▸ **What is required**:
Find the string "image" in the entries and copy each line that has it.

▸ **Entries**:
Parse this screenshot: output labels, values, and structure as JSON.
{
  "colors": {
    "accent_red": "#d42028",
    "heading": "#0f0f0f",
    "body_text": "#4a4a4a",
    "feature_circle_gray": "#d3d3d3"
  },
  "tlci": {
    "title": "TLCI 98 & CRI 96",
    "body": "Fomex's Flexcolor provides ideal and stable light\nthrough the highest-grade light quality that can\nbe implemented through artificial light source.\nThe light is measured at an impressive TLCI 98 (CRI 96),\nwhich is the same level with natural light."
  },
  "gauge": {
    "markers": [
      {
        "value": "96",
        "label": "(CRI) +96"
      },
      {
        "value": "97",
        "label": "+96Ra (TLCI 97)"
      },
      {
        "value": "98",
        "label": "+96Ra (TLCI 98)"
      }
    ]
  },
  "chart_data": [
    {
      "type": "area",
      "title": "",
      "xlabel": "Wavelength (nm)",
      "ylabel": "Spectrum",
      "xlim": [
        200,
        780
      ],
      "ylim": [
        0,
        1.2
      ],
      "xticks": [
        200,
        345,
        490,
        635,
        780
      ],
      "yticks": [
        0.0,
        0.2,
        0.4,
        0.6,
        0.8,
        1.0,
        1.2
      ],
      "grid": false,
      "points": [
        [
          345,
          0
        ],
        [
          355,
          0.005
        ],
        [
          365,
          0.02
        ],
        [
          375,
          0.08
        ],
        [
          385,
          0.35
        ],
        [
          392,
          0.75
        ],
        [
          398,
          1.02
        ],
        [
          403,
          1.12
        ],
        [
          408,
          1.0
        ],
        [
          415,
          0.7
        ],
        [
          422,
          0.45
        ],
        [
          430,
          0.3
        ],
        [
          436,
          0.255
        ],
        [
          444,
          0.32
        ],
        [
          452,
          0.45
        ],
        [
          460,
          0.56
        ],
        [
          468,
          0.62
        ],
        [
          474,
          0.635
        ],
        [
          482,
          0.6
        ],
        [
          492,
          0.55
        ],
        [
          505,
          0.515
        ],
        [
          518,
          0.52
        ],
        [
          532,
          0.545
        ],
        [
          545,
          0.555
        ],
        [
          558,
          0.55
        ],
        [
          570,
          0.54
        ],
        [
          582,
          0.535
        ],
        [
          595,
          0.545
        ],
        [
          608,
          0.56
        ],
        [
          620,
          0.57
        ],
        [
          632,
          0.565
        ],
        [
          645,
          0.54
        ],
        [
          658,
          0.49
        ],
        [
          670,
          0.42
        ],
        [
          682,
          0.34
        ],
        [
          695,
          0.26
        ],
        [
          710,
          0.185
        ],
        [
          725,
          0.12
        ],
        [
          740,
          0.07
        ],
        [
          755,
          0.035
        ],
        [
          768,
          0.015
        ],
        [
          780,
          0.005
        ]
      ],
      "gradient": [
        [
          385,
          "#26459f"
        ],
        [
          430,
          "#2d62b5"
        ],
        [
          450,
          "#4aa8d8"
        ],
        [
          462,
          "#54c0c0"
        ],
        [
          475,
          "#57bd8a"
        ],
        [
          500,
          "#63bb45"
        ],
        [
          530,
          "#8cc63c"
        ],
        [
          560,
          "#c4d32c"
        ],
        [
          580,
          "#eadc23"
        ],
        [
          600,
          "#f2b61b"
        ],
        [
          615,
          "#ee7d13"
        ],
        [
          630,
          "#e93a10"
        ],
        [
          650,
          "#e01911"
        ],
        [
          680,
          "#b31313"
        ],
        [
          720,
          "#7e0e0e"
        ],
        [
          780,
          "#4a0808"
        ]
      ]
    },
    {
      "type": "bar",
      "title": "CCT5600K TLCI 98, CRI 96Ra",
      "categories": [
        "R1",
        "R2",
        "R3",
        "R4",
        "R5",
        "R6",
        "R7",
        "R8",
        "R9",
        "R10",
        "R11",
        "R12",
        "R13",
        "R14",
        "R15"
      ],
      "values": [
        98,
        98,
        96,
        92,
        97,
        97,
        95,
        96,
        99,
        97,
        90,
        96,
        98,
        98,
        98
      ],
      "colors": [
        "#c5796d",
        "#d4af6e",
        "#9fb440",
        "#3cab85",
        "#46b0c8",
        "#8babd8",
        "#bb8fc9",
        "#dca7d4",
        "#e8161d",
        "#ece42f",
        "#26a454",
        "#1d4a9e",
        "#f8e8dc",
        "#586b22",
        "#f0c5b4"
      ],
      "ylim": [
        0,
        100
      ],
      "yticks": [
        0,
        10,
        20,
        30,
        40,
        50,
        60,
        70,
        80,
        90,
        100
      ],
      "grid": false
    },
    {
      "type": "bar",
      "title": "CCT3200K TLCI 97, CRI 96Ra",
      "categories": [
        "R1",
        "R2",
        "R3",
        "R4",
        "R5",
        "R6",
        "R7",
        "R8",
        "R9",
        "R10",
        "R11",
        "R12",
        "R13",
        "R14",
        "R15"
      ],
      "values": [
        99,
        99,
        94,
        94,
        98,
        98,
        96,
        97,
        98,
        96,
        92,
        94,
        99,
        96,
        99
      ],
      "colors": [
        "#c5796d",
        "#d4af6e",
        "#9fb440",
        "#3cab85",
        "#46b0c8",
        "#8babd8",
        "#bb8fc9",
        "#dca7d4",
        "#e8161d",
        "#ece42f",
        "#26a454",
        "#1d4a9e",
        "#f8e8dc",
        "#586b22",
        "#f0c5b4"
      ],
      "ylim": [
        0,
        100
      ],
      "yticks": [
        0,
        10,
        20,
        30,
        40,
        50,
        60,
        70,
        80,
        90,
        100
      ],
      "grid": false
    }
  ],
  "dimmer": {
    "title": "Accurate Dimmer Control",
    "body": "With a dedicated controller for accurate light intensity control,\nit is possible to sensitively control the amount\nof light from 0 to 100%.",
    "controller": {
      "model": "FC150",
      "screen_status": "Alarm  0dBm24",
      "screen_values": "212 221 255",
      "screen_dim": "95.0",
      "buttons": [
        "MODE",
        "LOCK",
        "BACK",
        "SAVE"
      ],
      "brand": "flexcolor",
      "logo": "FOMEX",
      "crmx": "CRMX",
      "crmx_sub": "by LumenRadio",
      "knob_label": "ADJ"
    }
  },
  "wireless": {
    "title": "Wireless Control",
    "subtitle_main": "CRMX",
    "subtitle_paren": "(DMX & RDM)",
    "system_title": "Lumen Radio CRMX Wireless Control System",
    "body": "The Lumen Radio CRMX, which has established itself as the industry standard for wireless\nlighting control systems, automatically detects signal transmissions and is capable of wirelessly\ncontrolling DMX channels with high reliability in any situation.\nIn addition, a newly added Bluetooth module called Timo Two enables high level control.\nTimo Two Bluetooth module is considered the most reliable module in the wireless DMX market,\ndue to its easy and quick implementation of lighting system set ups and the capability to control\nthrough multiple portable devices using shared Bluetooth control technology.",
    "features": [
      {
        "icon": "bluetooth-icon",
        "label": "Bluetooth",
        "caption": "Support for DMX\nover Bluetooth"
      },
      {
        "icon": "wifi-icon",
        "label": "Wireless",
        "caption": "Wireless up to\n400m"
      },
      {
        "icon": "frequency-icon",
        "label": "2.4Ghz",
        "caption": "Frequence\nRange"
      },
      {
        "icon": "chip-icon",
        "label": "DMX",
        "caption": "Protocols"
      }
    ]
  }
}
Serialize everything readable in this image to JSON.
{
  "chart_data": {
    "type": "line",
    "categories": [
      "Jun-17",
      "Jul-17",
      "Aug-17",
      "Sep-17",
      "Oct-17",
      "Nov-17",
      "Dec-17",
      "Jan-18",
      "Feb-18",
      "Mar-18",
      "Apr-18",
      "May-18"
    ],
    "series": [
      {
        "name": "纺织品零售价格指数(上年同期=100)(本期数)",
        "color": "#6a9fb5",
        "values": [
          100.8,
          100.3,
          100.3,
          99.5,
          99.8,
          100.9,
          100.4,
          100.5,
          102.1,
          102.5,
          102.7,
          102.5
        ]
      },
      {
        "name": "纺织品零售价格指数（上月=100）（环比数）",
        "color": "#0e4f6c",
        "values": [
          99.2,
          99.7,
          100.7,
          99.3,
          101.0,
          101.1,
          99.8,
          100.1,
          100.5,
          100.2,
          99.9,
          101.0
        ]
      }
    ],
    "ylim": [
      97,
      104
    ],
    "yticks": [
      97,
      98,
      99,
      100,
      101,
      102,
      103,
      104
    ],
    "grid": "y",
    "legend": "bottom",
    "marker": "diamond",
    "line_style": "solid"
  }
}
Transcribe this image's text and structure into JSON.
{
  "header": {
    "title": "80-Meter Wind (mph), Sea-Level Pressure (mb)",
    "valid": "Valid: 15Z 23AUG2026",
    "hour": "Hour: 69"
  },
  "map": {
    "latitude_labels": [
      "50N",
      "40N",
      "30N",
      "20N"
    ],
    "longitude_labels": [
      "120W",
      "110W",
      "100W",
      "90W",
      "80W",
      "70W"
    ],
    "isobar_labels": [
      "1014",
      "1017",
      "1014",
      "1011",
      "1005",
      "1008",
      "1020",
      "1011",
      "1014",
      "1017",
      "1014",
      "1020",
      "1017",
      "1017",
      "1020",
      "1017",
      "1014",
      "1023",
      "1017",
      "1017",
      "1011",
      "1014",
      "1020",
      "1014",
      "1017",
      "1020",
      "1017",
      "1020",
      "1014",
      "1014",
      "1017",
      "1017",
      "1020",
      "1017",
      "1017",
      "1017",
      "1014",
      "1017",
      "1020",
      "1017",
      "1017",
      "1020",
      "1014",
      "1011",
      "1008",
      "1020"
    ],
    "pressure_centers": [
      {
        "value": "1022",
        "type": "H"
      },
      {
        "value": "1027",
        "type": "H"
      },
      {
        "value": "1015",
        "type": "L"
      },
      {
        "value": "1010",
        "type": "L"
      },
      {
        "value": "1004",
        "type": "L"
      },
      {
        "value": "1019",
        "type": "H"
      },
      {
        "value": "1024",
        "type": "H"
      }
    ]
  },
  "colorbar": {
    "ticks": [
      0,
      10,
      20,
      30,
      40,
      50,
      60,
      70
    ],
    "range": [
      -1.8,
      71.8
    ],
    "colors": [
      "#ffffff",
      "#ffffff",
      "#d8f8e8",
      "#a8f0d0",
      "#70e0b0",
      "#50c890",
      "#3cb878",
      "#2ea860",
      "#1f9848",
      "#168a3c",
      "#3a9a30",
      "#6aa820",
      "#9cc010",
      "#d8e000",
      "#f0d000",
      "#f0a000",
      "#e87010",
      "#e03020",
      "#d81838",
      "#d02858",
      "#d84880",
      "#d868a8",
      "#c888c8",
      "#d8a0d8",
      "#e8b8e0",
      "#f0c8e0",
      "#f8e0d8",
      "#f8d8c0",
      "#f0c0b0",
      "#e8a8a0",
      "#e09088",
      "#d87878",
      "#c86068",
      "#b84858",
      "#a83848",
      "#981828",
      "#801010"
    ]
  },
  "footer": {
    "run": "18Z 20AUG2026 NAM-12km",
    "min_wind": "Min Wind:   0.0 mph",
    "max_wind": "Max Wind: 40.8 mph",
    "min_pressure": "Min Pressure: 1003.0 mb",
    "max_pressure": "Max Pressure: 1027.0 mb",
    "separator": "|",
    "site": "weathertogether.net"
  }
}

▸ **Exercise result**:
Serialize everything readable in this image to JSON.
Transcribe this image's text and structure into JSON.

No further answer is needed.